#### [Goal]
Provide an exact reproduction of every entry.

▼

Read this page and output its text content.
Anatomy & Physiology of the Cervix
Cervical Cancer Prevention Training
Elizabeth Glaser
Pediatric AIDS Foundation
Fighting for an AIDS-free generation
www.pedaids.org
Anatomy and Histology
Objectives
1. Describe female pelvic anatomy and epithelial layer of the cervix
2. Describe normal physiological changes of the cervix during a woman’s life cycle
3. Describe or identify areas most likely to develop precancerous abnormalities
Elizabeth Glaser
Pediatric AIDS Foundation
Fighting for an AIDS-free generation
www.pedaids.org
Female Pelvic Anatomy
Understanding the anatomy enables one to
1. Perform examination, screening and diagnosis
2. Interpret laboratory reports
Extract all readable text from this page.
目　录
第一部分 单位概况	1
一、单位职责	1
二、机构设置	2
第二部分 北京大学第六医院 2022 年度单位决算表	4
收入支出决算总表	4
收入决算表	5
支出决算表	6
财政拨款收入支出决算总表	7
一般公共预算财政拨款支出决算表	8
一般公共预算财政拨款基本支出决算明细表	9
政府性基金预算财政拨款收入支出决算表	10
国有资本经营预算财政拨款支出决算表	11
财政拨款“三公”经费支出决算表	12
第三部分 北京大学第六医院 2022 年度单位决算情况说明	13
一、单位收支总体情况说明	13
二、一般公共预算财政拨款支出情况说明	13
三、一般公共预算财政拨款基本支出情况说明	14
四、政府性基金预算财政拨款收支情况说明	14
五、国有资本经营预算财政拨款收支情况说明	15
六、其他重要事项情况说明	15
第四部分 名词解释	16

▲

#### [Finished answer]
Read this page and output its text content.
Anatomy & Physiology of the Cervix
Cervical Cancer Prevention Training
Elizabeth Glaser
Pediatric AIDS Foundation
Fighting for an AIDS-free generation
www.pedaids.org
Anatomy and Histology
Objectives
1. Describe female pelvic anatomy and epithelial layer of the cervix
2. Describe normal physiological changes of the cervix during a woman’s life cycle
3. Describe or identify areas most likely to develop precancerous abnormalities
Elizabeth Glaser
Pediatric AIDS Foundation
Fighting for an AIDS-free generation
www.pedaids.org
Female Pelvic Anatomy
Understanding the anatomy enables one to
1. Perform examination, screening and diagnosis
2. Interpret laboratory reports
Extract all readable text from this page.
目　录
第一部分 单位概况	1
一、单位职责	1
二、机构设置	2
第二部分 北京大学第六医院 2022 年度单位决算表	4
收入支出决算总表	4
收入决算表	5
支出决算表	6
财政拨款收入支出决算总表	7
一般公共预算财政拨款支出决算表	8
一般公共预算财政拨款基本支出决算明细表	9
政府性基金预算财政拨款收入支出决算表	10
国有资本经营预算财政拨款支出决算表	11
财政拨款“三公”经费支出决算表	12
第三部分 北京大学第六医院 2022 年度单位决算情况说明	13
一、单位收支总体情况说明	13
二、一般公共预算财政拨款支出情况说明	13
三、一般公共预算财政拨款基本支出情况说明	14
四、政府性基金预算财政拨款收支情况说明	14
五、国有资本经营预算财政拨款收支情况说明	15
六、其他重要事项情况说明	15
第四部分 名词解释	16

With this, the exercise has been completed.